(Entries with figure data)

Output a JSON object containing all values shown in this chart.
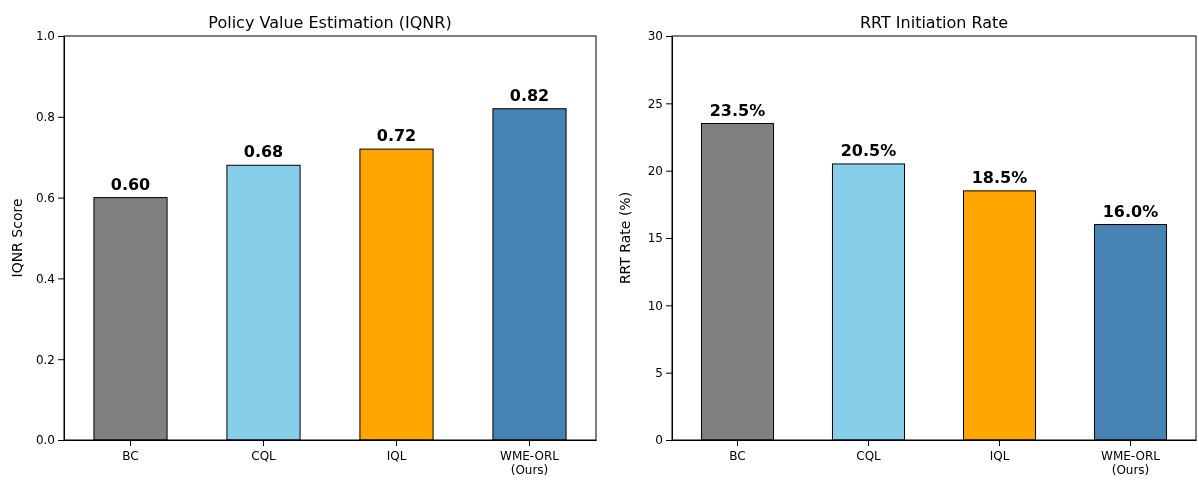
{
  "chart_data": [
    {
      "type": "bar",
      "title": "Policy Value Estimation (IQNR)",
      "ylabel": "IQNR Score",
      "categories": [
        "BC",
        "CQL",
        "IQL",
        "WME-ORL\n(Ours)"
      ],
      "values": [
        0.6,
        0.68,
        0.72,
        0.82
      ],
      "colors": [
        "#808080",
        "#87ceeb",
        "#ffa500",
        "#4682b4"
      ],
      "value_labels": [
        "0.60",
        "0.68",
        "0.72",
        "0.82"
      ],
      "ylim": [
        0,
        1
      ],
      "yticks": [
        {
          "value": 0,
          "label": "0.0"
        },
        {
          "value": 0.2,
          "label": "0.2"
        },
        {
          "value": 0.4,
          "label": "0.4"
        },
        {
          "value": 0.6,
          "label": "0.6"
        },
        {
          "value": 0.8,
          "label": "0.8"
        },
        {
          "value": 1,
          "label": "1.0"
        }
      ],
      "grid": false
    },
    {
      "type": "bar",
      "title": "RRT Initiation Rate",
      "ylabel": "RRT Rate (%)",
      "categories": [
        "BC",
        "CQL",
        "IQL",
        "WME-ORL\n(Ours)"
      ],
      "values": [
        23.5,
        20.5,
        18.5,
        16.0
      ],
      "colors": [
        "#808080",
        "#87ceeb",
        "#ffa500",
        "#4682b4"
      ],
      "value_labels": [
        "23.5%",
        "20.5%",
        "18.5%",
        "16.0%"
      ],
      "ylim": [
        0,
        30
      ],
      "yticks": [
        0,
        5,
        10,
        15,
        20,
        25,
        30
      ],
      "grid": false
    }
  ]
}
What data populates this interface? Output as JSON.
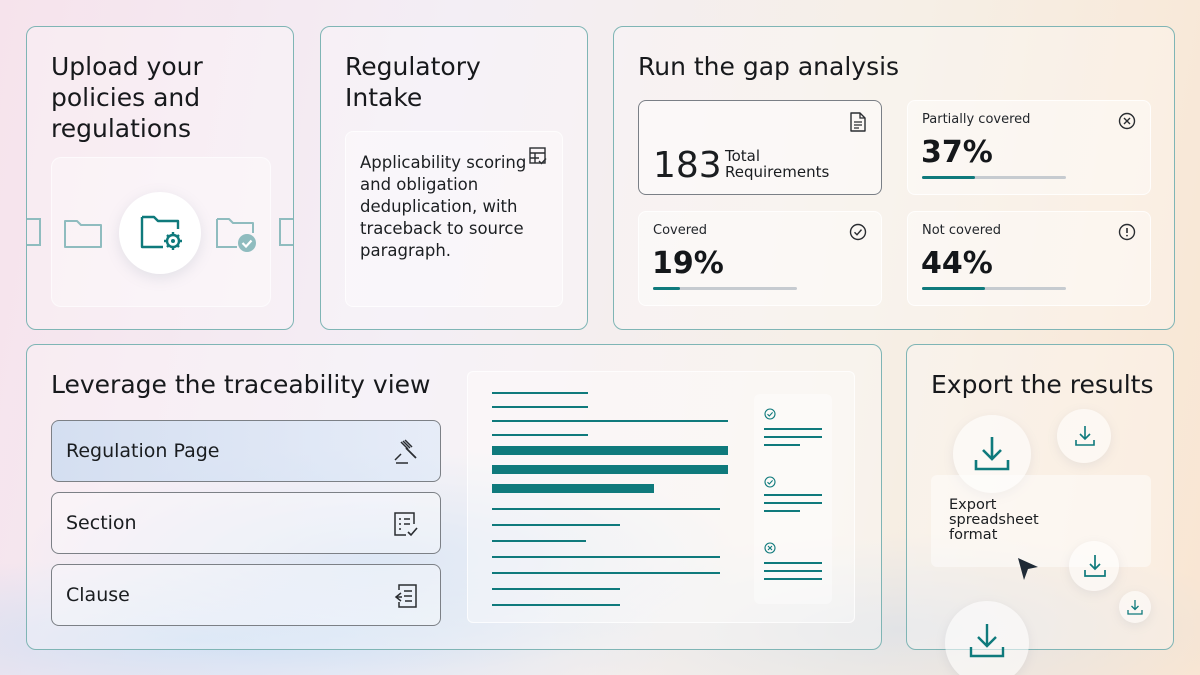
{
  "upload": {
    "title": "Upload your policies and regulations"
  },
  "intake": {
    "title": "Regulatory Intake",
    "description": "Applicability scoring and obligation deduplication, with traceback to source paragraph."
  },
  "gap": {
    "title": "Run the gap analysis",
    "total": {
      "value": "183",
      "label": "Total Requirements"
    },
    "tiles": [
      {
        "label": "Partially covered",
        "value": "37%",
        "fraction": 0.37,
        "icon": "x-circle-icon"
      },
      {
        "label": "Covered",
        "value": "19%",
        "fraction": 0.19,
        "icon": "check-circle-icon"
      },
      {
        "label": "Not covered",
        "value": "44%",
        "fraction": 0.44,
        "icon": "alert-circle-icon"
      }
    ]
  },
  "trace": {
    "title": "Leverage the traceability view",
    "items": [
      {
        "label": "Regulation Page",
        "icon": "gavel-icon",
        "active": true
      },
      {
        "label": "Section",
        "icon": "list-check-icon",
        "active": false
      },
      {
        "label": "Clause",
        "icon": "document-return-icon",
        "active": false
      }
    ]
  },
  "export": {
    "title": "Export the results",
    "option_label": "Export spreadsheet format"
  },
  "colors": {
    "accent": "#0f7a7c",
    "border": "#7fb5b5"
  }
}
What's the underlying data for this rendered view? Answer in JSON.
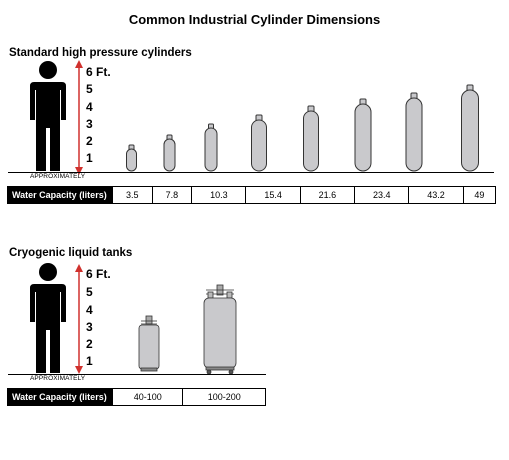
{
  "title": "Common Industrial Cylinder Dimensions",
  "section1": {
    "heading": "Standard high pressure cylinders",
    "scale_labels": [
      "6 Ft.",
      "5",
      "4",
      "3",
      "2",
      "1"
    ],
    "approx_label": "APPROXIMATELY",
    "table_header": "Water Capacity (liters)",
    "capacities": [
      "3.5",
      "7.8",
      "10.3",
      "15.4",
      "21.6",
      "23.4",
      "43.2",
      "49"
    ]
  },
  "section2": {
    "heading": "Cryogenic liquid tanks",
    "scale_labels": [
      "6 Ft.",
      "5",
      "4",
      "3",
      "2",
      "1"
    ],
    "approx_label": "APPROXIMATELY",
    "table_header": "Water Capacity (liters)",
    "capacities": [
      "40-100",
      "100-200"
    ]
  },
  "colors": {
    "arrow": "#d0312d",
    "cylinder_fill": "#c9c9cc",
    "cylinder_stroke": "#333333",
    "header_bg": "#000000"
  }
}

Do this
Pictures are excluded; copy every other part of the records exactly.

Written answer
Output a JSON object containing all values shown in this chart.
{
  "chart_data": [
    {
      "type": "bar",
      "title": "Policy Value Estimation (IQNR)",
      "ylabel": "IQNR Score",
      "categories": [
        "BC",
        "CQL",
        "IQL",
        "WME-ORL\n(Ours)"
      ],
      "values": [
        0.6,
        0.68,
        0.72,
        0.82
      ],
      "colors": [
        "#808080",
        "#87ceeb",
        "#ffa500",
        "#4682b4"
      ],
      "value_labels": [
        "0.60",
        "0.68",
        "0.72",
        "0.82"
      ],
      "ylim": [
        0,
        1
      ],
      "yticks": [
        {
          "value": 0,
          "label": "0.0"
        },
        {
          "value": 0.2,
          "label": "0.2"
        },
        {
          "value": 0.4,
          "label": "0.4"
        },
        {
          "value": 0.6,
          "label": "0.6"
        },
        {
          "value": 0.8,
          "label": "0.8"
        },
        {
          "value": 1,
          "label": "1.0"
        }
      ],
      "grid": false
    },
    {
      "type": "bar",
      "title": "RRT Initiation Rate",
      "ylabel": "RRT Rate (%)",
      "categories": [
        "BC",
        "CQL",
        "IQL",
        "WME-ORL\n(Ours)"
      ],
      "values": [
        23.5,
        20.5,
        18.5,
        16.0
      ],
      "colors": [
        "#808080",
        "#87ceeb",
        "#ffa500",
        "#4682b4"
      ],
      "value_labels": [
        "23.5%",
        "20.5%",
        "18.5%",
        "16.0%"
      ],
      "ylim": [
        0,
        30
      ],
      "yticks": [
        0,
        5,
        10,
        15,
        20,
        25,
        30
      ],
      "grid": false
    }
  ]
}
What data populates this interface? Output as JSON.
{
  "upload": {
    "title": "Upload your policies and regulations"
  },
  "intake": {
    "title": "Regulatory Intake",
    "description": "Applicability scoring and obligation deduplication, with traceback to source paragraph."
  },
  "gap": {
    "title": "Run the gap analysis",
    "total": {
      "value": "183",
      "label": "Total Requirements"
    },
    "tiles": [
      {
        "label": "Partially covered",
        "value": "37%",
        "fraction": 0.37,
        "icon": "x-circle-icon"
      },
      {
        "label": "Covered",
        "value": "19%",
        "fraction": 0.19,
        "icon": "check-circle-icon"
      },
      {
        "label": "Not covered",
        "value": "44%",
        "fraction": 0.44,
        "icon": "alert-circle-icon"
      }
    ]
  },
  "trace": {
    "title": "Leverage the traceability view",
    "items": [
      {
        "label": "Regulation Page",
        "icon": "gavel-icon",
        "active": true
      },
      {
        "label": "Section",
        "icon": "list-check-icon",
        "active": false
      },
      {
        "label": "Clause",
        "icon": "document-return-icon",
        "active": false
      }
    ]
  },
  "export": {
    "title": "Export the results",
    "option_label": "Export spreadsheet format"
  },
  "colors": {
    "accent": "#0f7a7c",
    "border": "#7fb5b5"
  }
}
What's the underlying data for this rendered view? Answer in JSON.
{
  "title": "Common Industrial Cylinder Dimensions",
  "section1": {
    "heading": "Standard high pressure cylinders",
    "scale_labels": [
      "6 Ft.",
      "5",
      "4",
      "3",
      "2",
      "1"
    ],
    "approx_label": "APPROXIMATELY",
    "table_header": "Water Capacity (liters)",
    "capacities": [
      "3.5",
      "7.8",
      "10.3",
      "15.4",
      "21.6",
      "23.4",
      "43.2",
      "49"
    ]
  },
  "section2": {
    "heading": "Cryogenic liquid tanks",
    "scale_labels": [
      "6 Ft.",
      "5",
      "4",
      "3",
      "2",
      "1"
    ],
    "approx_label": "APPROXIMATELY",
    "table_header": "Water Capacity (liters)",
    "capacities": [
      "40-100",
      "100-200"
    ]
  },
  "colors": {
    "arrow": "#d0312d",
    "cylinder_fill": "#c9c9cc",
    "cylinder_stroke": "#333333",
    "header_bg": "#000000"
  }
}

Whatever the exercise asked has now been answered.